> **Activity**: The records below must be output exactly, without pictures.
#### Record set
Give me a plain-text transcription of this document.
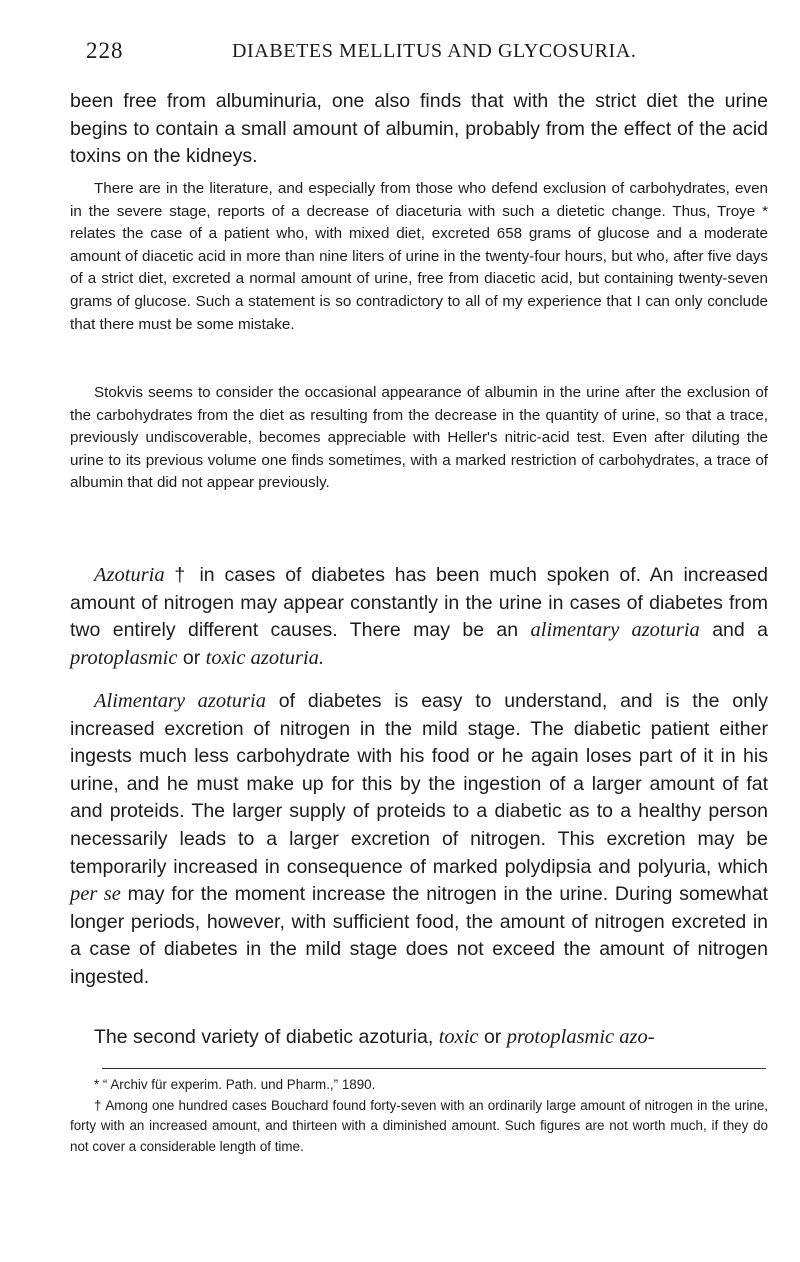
228	DIABETES MELLITUS AND GLYCOSURIA.

been free from albuminuria, one also finds that with the strict diet the urine begins to contain a small amount of albumin, probably from the effect of the acid toxins on the kidneys.

There are in the literature, and especially from those who defend exclusion of carbohydrates, even in the severe stage, reports of a decrease of diaceturia with such a dietetic change. Thus, Troye * relates the case of a patient who, with mixed diet, excreted 658 grams of glucose and a moderate amount of diacetic acid in more than nine liters of urine in the twenty-four hours, but who, after five days of a strict diet, excreted a normal amount of urine, free from diacetic acid, but containing twenty-seven grams of glucose. Such a statement is so contradictory to all of my experience that I can only conclude that there must be some mistake.

Stokvis seems to consider the occasional appearance of albumin in the urine after the exclusion of the carbohydrates from the diet as resulting from the decrease in the quantity of urine, so that a trace, previously undiscoverable, becomes appreciable with Heller's nitric-acid test. Even after diluting the urine to its previous volume one finds sometimes, with a marked restriction of carbohydrates, a trace of albumin that did not appear previously.

Azoturia † in cases of diabetes has been much spoken of. An increased amount of nitrogen may appear constantly in the urine in cases of diabetes from two entirely different causes. There may be an alimentary azoturia and a protoplasmic or toxic azoturia.

Alimentary azoturia of diabetes is easy to understand, and is the only increased excretion of nitrogen in the mild stage. The diabetic patient either ingests much less carbohydrate with his food or he again loses part of it in his urine, and he must make up for this by the ingestion of a larger amount of fat and proteids. The larger supply of proteids to a diabetic as to a healthy person necessarily leads to a larger excretion of nitrogen. This excretion may be temporarily increased in consequence of marked polydipsia and polyuria, which per se may for the moment increase the nitrogen in the urine. During somewhat longer periods, however, with sufficient food, the amount of nitrogen excreted in a case of diabetes in the mild stage does not exceed the amount of nitrogen ingested.

The second variety of diabetic azoturia, toxic or protoplasmic azo-

* “ Archiv für experim. Path. und Pharm.,” 1890.

† Among one hundred cases Bouchard found forty-seven with an ordinarily large amount of nitrogen in the urine, forty with an increased amount, and thirteen with a diminished amount. Such figures are not worth much, if they do not cover a considerable length of time.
########
> **Finished exercise**:
Give me a plain-text transcription of this document.
228	DIABETES MELLITUS AND GLYCOSURIA.

been free from albuminuria, one also finds that with the strict diet the urine begins to contain a small amount of albumin, probably from the effect of the acid toxins on the kidneys.

There are in the literature, and especially from those who defend exclusion of carbohydrates, even in the severe stage, reports of a decrease of diaceturia with such a dietetic change. Thus, Troye * relates the case of a patient who, with mixed diet, excreted 658 grams of glucose and a moderate amount of diacetic acid in more than nine liters of urine in the twenty-four hours, but who, after five days of a strict diet, excreted a normal amount of urine, free from diacetic acid, but containing twenty-seven grams of glucose. Such a statement is so contradictory to all of my experience that I can only conclude that there must be some mistake.

Stokvis seems to consider the occasional appearance of albumin in the urine after the exclusion of the carbohydrates from the diet as resulting from the decrease in the quantity of urine, so that a trace, previously undiscoverable, becomes appreciable with Heller's nitric-acid test. Even after diluting the urine to its previous volume one finds sometimes, with a marked restriction of carbohydrates, a trace of albumin that did not appear previously.

Azoturia † in cases of diabetes has been much spoken of. An increased amount of nitrogen may appear constantly in the urine in cases of diabetes from two entirely different causes. There may be an alimentary azoturia and a protoplasmic or toxic azoturia.

Alimentary azoturia of diabetes is easy to understand, and is the only increased excretion of nitrogen in the mild stage. The diabetic patient either ingests much less carbohydrate with his food or he again loses part of it in his urine, and he must make up for this by the ingestion of a larger amount of fat and proteids. The larger supply of proteids to a diabetic as to a healthy person necessarily leads to a larger excretion of nitrogen. This excretion may be temporarily increased in consequence of marked polydipsia and polyuria, which per se may for the moment increase the nitrogen in the urine. During somewhat longer periods, however, with sufficient food, the amount of nitrogen excreted in a case of diabetes in the mild stage does not exceed the amount of nitrogen ingested.

The second variety of diabetic azoturia, toxic or protoplasmic azo-

* “ Archiv für experim. Path. und Pharm.,” 1890.

† Among one hundred cases Bouchard found forty-seven with an ordinarily large amount of nitrogen in the urine, forty with an increased amount, and thirteen with a diminished amount. Such figures are not worth much, if they do not cover a considerable length of time.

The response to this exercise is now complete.